STATED GOAL: Copy out each line of the data that holds the word "Momentos".
====== DATA TO USE ======
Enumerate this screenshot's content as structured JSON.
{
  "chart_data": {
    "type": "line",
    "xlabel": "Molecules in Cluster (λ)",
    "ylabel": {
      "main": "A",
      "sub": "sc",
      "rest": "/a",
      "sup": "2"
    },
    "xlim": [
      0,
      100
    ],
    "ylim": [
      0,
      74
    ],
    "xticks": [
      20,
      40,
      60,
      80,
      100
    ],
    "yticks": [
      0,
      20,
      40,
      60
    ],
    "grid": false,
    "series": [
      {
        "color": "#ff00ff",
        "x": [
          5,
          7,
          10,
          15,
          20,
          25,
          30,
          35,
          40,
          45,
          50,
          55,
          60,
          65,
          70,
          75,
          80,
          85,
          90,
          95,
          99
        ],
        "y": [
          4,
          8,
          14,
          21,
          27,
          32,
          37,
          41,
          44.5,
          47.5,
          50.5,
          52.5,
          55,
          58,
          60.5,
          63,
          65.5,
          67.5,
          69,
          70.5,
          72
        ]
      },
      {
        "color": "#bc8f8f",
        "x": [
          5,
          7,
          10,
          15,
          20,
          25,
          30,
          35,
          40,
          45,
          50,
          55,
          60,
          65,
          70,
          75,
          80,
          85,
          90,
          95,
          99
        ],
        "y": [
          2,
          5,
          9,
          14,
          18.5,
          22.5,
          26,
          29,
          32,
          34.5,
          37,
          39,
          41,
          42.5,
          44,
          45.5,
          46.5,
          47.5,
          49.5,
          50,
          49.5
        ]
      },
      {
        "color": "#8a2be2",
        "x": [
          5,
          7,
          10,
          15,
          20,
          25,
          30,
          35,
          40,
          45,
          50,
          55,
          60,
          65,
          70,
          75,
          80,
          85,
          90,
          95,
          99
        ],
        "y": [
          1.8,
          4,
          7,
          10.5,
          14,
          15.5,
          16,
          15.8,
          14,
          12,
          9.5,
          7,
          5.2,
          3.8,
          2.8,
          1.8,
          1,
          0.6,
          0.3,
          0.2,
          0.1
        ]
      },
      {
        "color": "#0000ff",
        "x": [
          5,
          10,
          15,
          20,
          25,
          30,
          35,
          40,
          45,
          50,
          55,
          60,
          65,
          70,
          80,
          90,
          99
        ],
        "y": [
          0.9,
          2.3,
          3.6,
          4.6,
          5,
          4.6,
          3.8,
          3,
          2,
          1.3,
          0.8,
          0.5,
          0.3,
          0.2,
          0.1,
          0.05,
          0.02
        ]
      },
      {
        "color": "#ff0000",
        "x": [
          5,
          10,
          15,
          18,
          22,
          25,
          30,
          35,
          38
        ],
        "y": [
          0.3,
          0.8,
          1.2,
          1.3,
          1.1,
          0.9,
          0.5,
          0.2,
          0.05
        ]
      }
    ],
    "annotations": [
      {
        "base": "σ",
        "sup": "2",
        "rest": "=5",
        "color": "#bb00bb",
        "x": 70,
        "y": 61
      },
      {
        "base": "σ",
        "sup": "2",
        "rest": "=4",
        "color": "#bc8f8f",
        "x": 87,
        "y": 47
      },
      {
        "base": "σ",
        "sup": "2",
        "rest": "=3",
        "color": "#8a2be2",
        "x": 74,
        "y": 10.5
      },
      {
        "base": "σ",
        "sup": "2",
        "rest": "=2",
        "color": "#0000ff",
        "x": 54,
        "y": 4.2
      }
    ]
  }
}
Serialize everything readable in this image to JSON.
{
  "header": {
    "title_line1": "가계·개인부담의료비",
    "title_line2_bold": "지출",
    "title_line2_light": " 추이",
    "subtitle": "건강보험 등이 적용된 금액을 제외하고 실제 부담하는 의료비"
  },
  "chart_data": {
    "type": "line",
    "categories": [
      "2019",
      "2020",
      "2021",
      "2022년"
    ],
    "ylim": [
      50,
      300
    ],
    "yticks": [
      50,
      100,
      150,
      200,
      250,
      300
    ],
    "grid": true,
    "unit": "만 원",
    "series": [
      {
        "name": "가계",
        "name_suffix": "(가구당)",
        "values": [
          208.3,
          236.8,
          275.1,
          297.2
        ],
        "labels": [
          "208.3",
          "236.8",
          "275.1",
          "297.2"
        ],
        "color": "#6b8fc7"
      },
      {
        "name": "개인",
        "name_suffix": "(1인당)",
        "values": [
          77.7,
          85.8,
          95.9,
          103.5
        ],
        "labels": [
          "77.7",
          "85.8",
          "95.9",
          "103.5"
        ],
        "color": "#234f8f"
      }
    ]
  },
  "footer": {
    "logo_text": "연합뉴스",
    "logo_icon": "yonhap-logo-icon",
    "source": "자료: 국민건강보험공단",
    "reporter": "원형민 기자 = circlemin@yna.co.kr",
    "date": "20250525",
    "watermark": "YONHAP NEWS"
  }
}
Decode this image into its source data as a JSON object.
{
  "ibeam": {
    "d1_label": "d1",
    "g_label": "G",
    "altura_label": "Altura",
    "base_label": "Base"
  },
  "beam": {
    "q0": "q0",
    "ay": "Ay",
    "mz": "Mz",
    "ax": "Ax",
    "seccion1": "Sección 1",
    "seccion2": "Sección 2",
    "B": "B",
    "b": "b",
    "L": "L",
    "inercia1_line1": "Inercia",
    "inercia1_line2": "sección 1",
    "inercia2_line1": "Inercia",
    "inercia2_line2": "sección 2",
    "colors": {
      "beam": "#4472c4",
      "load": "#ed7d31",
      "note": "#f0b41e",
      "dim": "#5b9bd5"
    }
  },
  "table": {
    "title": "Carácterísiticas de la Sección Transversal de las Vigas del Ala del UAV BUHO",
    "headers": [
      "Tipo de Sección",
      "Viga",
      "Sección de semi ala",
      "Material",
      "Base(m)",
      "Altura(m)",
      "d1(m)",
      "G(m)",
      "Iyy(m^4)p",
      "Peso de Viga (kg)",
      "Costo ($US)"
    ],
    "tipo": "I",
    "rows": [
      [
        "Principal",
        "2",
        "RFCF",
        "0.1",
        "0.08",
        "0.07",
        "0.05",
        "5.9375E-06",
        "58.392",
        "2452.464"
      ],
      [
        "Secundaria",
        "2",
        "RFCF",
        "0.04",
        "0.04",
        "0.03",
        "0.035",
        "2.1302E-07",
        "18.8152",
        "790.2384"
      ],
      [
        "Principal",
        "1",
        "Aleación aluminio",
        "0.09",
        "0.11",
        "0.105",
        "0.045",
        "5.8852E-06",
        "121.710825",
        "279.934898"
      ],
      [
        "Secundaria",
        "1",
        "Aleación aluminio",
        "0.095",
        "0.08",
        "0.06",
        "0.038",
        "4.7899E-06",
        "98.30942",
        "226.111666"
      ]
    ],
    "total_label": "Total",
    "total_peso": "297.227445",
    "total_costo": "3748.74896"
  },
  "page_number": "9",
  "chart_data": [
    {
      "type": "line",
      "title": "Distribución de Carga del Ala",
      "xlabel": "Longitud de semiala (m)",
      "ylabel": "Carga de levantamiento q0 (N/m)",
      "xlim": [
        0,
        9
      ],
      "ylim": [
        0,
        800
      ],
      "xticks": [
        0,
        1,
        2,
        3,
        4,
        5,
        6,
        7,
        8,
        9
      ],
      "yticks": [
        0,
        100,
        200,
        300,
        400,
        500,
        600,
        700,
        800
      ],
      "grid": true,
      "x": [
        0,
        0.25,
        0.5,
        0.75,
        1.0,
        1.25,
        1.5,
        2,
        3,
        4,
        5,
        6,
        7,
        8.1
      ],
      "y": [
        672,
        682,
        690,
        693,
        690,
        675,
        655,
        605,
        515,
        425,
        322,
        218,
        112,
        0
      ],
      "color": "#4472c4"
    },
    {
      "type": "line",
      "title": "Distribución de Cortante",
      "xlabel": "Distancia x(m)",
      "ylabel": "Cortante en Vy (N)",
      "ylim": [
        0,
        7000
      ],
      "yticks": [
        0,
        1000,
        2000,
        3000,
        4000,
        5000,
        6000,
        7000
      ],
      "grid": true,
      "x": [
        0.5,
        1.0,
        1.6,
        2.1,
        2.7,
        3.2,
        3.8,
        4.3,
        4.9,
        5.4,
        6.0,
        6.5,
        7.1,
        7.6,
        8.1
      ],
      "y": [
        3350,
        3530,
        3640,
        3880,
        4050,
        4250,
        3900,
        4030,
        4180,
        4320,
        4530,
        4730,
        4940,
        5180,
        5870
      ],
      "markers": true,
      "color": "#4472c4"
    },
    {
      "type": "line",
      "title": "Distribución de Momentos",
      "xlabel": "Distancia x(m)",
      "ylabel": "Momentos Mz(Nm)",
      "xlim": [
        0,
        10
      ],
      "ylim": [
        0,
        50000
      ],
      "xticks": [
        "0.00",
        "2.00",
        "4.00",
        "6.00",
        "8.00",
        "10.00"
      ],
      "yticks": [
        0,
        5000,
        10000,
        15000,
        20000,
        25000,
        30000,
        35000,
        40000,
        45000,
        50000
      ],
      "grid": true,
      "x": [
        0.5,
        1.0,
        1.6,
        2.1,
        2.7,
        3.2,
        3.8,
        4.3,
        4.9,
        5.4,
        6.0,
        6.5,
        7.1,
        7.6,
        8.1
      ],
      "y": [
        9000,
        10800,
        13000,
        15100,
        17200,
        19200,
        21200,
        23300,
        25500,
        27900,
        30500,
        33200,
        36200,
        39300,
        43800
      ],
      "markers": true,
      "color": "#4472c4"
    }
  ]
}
======
====== DATA TO USE ======
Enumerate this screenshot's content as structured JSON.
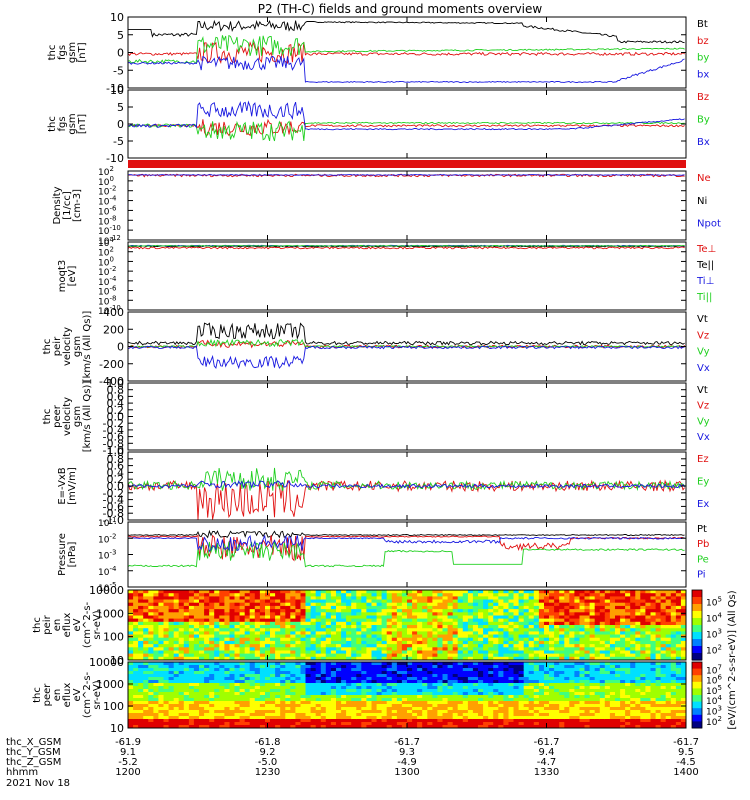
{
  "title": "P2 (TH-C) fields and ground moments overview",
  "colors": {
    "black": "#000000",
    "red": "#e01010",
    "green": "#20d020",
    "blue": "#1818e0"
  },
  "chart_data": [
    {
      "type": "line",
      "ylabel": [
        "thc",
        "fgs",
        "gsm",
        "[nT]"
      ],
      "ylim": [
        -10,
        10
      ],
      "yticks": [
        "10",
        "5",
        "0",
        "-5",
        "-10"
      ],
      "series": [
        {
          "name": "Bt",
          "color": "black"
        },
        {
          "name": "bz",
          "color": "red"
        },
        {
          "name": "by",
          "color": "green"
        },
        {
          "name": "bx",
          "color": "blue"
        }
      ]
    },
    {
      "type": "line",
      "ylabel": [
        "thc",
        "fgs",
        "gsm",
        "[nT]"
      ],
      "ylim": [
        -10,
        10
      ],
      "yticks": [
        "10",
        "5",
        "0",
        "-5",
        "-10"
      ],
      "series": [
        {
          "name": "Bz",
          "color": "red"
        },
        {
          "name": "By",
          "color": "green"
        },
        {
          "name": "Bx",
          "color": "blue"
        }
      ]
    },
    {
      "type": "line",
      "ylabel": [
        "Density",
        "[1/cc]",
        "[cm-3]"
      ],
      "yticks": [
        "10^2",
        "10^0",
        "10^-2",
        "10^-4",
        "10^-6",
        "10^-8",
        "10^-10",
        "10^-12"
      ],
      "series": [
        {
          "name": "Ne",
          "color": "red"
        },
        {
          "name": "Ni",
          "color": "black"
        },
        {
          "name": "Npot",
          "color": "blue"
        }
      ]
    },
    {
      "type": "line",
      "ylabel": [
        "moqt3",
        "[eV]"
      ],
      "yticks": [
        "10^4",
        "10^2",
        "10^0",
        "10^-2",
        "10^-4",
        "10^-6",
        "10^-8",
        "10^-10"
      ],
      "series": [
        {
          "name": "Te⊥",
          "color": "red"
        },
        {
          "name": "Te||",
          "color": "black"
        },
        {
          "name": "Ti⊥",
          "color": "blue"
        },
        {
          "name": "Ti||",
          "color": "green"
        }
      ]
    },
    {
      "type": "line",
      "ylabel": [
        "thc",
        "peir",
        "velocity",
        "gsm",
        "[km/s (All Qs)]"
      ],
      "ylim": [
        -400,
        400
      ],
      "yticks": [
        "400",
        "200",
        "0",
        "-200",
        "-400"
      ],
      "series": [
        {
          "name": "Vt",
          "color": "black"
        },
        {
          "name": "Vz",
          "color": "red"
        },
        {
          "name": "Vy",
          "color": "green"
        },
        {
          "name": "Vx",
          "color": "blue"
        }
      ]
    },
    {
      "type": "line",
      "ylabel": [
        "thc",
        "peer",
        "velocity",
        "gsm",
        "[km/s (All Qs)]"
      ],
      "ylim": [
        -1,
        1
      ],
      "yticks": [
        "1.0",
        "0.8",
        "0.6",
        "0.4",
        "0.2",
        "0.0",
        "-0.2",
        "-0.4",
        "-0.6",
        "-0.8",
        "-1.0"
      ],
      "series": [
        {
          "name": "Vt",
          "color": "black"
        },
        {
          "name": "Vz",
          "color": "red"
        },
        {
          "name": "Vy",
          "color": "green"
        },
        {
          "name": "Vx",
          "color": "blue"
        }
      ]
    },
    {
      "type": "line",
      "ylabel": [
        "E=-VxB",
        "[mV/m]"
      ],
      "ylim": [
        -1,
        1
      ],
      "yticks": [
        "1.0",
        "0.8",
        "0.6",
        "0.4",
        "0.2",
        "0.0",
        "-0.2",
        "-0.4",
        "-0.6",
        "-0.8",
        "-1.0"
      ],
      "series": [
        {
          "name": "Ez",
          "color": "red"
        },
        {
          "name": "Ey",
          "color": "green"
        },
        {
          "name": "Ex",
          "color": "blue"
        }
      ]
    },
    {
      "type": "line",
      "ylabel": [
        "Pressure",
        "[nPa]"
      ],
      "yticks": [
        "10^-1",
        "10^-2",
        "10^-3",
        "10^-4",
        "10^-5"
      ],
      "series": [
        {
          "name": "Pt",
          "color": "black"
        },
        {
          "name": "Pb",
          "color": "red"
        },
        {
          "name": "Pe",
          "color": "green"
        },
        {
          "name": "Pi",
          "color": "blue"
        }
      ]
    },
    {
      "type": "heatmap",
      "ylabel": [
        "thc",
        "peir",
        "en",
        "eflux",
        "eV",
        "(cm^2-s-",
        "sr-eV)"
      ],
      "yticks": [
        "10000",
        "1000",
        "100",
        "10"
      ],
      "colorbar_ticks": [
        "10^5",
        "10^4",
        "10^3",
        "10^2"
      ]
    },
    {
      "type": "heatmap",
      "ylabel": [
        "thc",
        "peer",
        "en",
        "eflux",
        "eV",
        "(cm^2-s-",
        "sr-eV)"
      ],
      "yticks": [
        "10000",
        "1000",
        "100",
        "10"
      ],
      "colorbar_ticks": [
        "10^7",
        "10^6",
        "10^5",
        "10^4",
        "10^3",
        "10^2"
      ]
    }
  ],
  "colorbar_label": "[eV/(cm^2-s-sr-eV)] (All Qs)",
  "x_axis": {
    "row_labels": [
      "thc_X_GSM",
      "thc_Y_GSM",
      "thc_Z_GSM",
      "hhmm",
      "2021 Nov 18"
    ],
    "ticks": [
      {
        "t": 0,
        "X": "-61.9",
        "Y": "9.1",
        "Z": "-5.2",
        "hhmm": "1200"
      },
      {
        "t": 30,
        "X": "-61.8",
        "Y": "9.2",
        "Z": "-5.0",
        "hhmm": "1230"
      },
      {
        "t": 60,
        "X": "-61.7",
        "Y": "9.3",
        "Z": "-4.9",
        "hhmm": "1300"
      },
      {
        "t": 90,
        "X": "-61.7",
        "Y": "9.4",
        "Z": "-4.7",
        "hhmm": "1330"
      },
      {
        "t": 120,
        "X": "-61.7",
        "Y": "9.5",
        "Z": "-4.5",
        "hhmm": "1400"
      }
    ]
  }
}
======
REPLY TO THE EXERCISE:
      "title": "Distribución de Momentos",
      "ylabel": "Momentos Mz(Nm)",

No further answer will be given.